Exercise task 1
In the HashesDB mailing list message, why does the writer ask Alex for comments on the draft proposal? Answer in one to three sentences.

ΕΕΛΛΑΚ - Λίστες Ταχυδρομείου

Re: GSoC 2021: HashesDB

Subject: Re: GSoC 2021: HashesDB
From: Vassilis Xanthopoulos <xanthopoulos [ dot ] vassilis [ at ] gmail [ dot ] com>
Date: Tue, 13 Apr 2021 17:15:52 +0300

Hello Alex,

I'm sorry for the (very) late draft proposal. I would appreciate some comments on it before I submit my final proposal.
Thanks in advance.
On Mar 28 2021, at 10:58 pm, Vassilis Xanthopoulos <xanthopoulos [ dot ] vassilis [ at ] gmail [ dot ] com> wrote:
> Hi Alex,
>
> I'm sorry, I didn't phrase my second point correctly. Of course even a minor
> change in the input of most hash functions, especially the ones intended to be
> used in cryptographic applications, will completely change the output.

Provided data
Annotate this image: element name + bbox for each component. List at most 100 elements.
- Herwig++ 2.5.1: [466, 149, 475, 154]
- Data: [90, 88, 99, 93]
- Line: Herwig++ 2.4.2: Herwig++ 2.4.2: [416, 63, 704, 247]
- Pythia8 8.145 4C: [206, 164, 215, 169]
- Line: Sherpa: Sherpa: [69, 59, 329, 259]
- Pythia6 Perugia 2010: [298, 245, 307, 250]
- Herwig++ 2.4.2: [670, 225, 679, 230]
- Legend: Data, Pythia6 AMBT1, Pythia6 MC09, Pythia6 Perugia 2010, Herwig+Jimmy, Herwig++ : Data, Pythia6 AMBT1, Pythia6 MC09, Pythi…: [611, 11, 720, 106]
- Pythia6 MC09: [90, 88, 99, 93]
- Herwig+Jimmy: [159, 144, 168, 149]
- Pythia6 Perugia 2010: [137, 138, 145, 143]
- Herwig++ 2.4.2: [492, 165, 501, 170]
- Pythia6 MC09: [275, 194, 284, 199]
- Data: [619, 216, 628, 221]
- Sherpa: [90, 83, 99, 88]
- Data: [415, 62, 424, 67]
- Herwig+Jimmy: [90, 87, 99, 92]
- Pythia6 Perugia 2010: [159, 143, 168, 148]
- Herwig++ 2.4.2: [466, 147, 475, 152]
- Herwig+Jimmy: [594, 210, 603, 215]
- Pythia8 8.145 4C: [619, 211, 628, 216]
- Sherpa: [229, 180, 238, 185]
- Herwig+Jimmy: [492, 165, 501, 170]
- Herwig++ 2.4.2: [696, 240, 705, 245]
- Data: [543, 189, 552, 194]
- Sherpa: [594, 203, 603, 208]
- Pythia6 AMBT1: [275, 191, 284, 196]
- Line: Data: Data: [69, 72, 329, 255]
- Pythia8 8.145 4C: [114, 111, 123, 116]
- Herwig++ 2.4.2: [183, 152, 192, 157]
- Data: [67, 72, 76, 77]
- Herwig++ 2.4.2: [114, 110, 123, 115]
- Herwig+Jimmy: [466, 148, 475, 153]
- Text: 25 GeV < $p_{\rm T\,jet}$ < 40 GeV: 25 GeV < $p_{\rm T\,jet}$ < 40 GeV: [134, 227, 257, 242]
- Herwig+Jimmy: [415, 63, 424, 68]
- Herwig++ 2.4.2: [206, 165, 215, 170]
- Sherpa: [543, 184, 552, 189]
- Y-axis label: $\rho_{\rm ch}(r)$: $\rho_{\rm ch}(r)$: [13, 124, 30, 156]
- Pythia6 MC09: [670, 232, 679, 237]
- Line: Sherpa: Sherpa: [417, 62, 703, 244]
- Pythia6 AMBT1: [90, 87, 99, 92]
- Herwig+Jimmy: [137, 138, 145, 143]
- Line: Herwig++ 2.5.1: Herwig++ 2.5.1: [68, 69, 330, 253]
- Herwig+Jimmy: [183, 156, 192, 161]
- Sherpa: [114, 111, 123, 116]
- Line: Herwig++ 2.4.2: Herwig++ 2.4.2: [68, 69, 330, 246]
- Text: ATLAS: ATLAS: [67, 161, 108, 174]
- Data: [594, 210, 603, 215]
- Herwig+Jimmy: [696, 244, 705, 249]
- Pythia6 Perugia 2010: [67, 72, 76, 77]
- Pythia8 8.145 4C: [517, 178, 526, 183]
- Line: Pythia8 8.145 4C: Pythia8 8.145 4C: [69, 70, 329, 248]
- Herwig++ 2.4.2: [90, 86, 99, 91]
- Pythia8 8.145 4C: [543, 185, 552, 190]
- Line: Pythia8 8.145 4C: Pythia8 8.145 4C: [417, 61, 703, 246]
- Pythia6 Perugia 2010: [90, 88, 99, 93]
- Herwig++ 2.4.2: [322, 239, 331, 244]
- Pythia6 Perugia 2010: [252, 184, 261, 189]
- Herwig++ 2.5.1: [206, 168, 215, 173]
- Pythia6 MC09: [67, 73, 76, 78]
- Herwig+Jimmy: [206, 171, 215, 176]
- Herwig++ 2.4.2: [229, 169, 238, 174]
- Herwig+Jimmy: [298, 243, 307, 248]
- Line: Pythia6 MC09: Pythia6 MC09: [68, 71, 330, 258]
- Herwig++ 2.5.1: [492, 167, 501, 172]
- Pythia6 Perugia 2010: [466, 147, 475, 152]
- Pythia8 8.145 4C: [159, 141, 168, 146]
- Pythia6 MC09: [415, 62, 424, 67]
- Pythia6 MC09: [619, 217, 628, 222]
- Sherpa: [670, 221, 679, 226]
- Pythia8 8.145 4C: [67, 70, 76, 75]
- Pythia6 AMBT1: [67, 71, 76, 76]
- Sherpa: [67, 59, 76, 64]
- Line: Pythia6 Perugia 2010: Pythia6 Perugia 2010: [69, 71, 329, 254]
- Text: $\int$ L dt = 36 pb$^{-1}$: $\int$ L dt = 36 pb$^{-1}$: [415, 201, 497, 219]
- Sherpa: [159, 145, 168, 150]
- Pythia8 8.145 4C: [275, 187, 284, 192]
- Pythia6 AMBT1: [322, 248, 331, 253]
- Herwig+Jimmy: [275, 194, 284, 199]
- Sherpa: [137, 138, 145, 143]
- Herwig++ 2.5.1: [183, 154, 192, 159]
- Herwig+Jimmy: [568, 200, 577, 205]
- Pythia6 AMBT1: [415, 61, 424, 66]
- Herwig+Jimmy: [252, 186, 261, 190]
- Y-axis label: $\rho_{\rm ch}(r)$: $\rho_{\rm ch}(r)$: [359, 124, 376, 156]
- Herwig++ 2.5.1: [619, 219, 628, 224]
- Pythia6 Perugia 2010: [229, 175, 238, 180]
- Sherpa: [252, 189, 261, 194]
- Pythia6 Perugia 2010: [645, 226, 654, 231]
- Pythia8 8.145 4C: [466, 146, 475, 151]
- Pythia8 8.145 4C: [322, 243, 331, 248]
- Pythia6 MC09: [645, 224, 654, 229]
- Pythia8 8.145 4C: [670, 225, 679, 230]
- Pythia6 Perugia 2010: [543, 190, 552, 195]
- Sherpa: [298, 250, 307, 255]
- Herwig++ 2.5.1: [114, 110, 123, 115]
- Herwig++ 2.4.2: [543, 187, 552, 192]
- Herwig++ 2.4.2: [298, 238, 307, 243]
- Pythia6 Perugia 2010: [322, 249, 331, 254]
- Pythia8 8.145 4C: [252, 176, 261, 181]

Exercise task 2
Revise the records from their start down through the line containing "- Line: Sherpa: Sherpa: [417, 62, 703, 244]", changing "Pythia6 MC09" to "Pythia6 MC11" and keeping everything else the same. Return only those revised lines.

Written solution 1
The writer wants Alex's comments on the draft before submitting the final proposal.

Written solution 2
Annotate this image: element name + bbox for each component. List at most 100 elements.
- Herwig++ 2.5.1: [466, 149, 475, 154]
- Data: [90, 88, 99, 93]
- Line: Herwig++ 2.4.2: Herwig++ 2.4.2: [416, 63, 704, 247]
- Pythia8 8.145 4C: [206, 164, 215, 169]
- Line: Sherpa: Sherpa: [69, 59, 329, 259]
- Pythia6 Perugia 2010: [298, 245, 307, 250]
- Herwig++ 2.4.2: [670, 225, 679, 230]
- Legend: Data, Pythia6 AMBT1, Pythia6 MC11, Pythia6 Perugia 2010, Herwig+Jimmy, Herwig++ : Data, Pythia6 AMBT1, Pythia6 MC11, Pythi…: [611, 11, 720, 106]
- Pythia6 MC11: [90, 88, 99, 93]
- Herwig+Jimmy: [159, 144, 168, 149]
- Pythia6 Perugia 2010: [137, 138, 145, 143]
- Herwig++ 2.4.2: [492, 165, 501, 170]
- Pythia6 MC11: [275, 194, 284, 199]
- Data: [619, 216, 628, 221]
- Sherpa: [90, 83, 99, 88]
- Data: [415, 62, 424, 67]
- Herwig+Jimmy: [90, 87, 99, 92]
- Pythia6 Perugia 2010: [159, 143, 168, 148]
- Herwig++ 2.4.2: [466, 147, 475, 152]
- Herwig+Jimmy: [594, 210, 603, 215]
- Pythia8 8.145 4C: [619, 211, 628, 216]
- Sherpa: [229, 180, 238, 185]
- Herwig+Jimmy: [492, 165, 501, 170]
- Herwig++ 2.4.2: [696, 240, 705, 245]
- Data: [543, 189, 552, 194]
- Sherpa: [594, 203, 603, 208]
- Pythia6 AMBT1: [275, 191, 284, 196]
- Line: Data: Data: [69, 72, 329, 255]
- Pythia8 8.145 4C: [114, 111, 123, 116]
- Herwig++ 2.4.2: [183, 152, 192, 157]
- Data: [67, 72, 76, 77]
- Herwig++ 2.4.2: [114, 110, 123, 115]
- Herwig+Jimmy: [466, 148, 475, 153]
- Text: 25 GeV < $p_{\rm T\,jet}$ < 40 GeV: 25 GeV < $p_{\rm T\,jet}$ < 40 GeV: [134, 227, 257, 242]
- Herwig+Jimmy: [415, 63, 424, 68]
- Herwig++ 2.4.2: [206, 165, 215, 170]
- Sherpa: [543, 184, 552, 189]
- Y-axis label: $\rho_{\rm ch}(r)$: $\rho_{\rm ch}(r)$: [13, 124, 30, 156]
- Pythia6 MC11: [670, 232, 679, 237]
- Line: Sherpa: Sherpa: [417, 62, 703, 244]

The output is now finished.